_What is being asked_: Write the records below out again exactly as given, with no images.

_Dataset rows_:
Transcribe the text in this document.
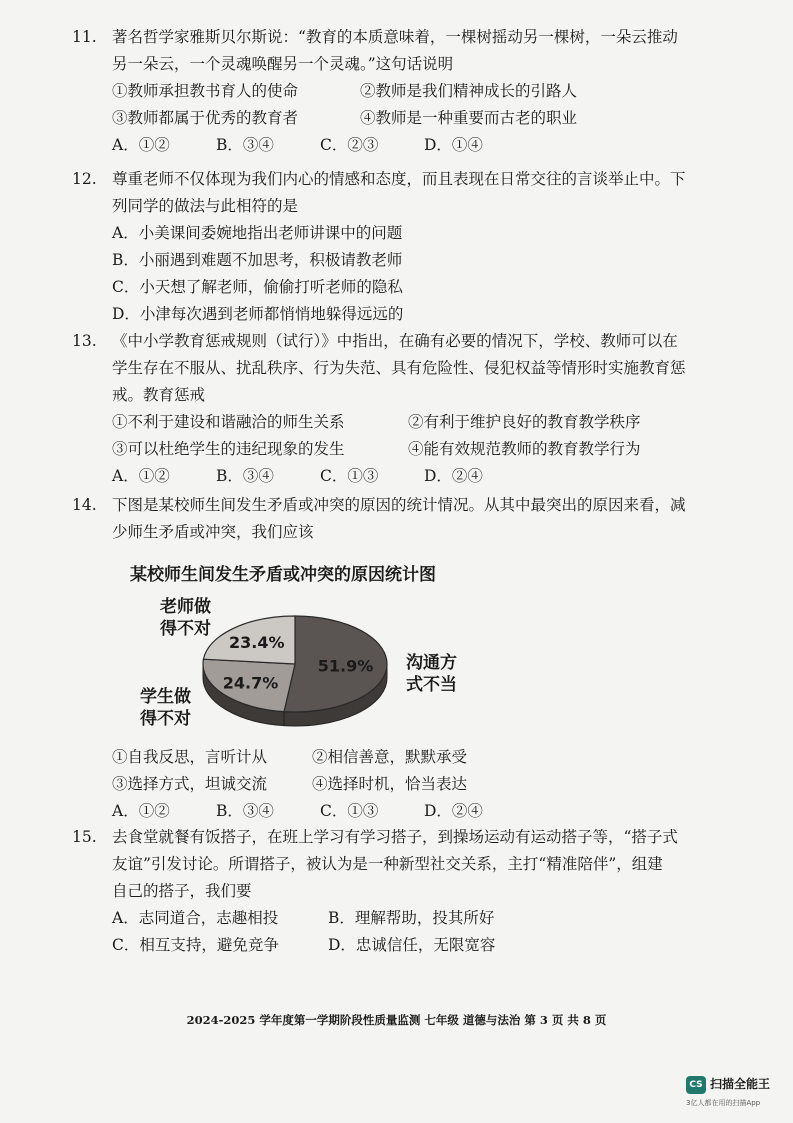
11. 著名哲学家雅斯贝尔斯说：“教育的本质意味着，一棵树摇动另一棵树，一朵云推动
另一朵云，一个灵魂唤醒另一个灵魂。”这句话说明
①教师承担教书育人的使命	②教师是我们精神成长的引路人
③教师都属于优秀的教育者	④教师是一种重要而古老的职业
A．①②	B．③④	C．②③	D．①④
12. 尊重老师不仅体现为我们内心的情感和态度，而且表现在日常交往的言谈举止中。下
列同学的做法与此相符的是
A．小美课间委婉地指出老师讲课中的问题
B．小丽遇到难题不加思考，积极请教老师
C．小天想了解老师，偷偷打听老师的隐私
D．小津每次遇到老师都悄悄地躲得远远的
13. 《中小学教育惩戒规则（试行）》中指出，在确有必要的情况下，学校、教师可以在
学生存在不服从、扰乱秩序、行为失范、具有危险性、侵犯权益等情形时实施教育惩
戒。教育惩戒
①不利于建设和谐融洽的师生关系	②有利于维护良好的教育教学秩序
③可以杜绝学生的违纪现象的发生	④能有效规范教师的教育教学行为
A．①②	B．③④	C．①③	D．②④
14. 下图是某校师生间发生矛盾或冲突的原因的统计情况。从其中最突出的原因来看，减
少师生矛盾或冲突，我们应该
某校师生间发生矛盾或冲突的原因统计图
51.9%
24.7%
23.4%
老师做
得不对
沟通方
式不当
学生做
得不对
①自我反思，言听计从	②相信善意，默默承受
③选择方式，坦诚交流	④选择时机，恰当表达
A．①②	B．③④	C．①③	D．②④
15. 去食堂就餐有饭搭子，在班上学习有学习搭子，到操场运动有运动搭子等，“搭子式
友谊”引发讨论。所谓搭子，被认为是一种新型社交关系，主打“精准陪伴”，组建
自己的搭子，我们要
A．志同道合，志趣相投	B．理解帮助，投其所好
C．相互支持，避免竞争	D．忠诚信任，无限宽容
2024-2025 学年度第一学期阶段性质量监测 七年级 道德与法治 第 3 页 共 8 页
CS 扫描全能王
3亿人都在用的扫描App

_Result of the exercise_:
Transcribe the text in this document.
11. 著名哲学家雅斯贝尔斯说：“教育的本质意味着，一棵树摇动另一棵树，一朵云推动
另一朵云，一个灵魂唤醒另一个灵魂。”这句话说明
①教师承担教书育人的使命	②教师是我们精神成长的引路人
③教师都属于优秀的教育者	④教师是一种重要而古老的职业
A．①②	B．③④	C．②③	D．①④
12. 尊重老师不仅体现为我们内心的情感和态度，而且表现在日常交往的言谈举止中。下
列同学的做法与此相符的是
A．小美课间委婉地指出老师讲课中的问题
B．小丽遇到难题不加思考，积极请教老师
C．小天想了解老师，偷偷打听老师的隐私
D．小津每次遇到老师都悄悄地躲得远远的
13. 《中小学教育惩戒规则（试行）》中指出，在确有必要的情况下，学校、教师可以在
学生存在不服从、扰乱秩序、行为失范、具有危险性、侵犯权益等情形时实施教育惩
戒。教育惩戒
①不利于建设和谐融洽的师生关系	②有利于维护良好的教育教学秩序
③可以杜绝学生的违纪现象的发生	④能有效规范教师的教育教学行为
A．①②	B．③④	C．①③	D．②④
14. 下图是某校师生间发生矛盾或冲突的原因的统计情况。从其中最突出的原因来看，减
少师生矛盾或冲突，我们应该
某校师生间发生矛盾或冲突的原因统计图
51.9%
24.7%
23.4%
老师做
得不对
沟通方
式不当
学生做
得不对
①自我反思，言听计从	②相信善意，默默承受
③选择方式，坦诚交流	④选择时机，恰当表达
A．①②	B．③④	C．①③	D．②④
15. 去食堂就餐有饭搭子，在班上学习有学习搭子，到操场运动有运动搭子等，“搭子式
友谊”引发讨论。所谓搭子，被认为是一种新型社交关系，主打“精准陪伴”，组建
自己的搭子，我们要
A．志同道合，志趣相投	B．理解帮助，投其所好
C．相互支持，避免竞争	D．忠诚信任，无限宽容
2024-2025 学年度第一学期阶段性质量监测 七年级 道德与法治 第 3 页 共 8 页
CS 扫描全能王
3亿人都在用的扫描App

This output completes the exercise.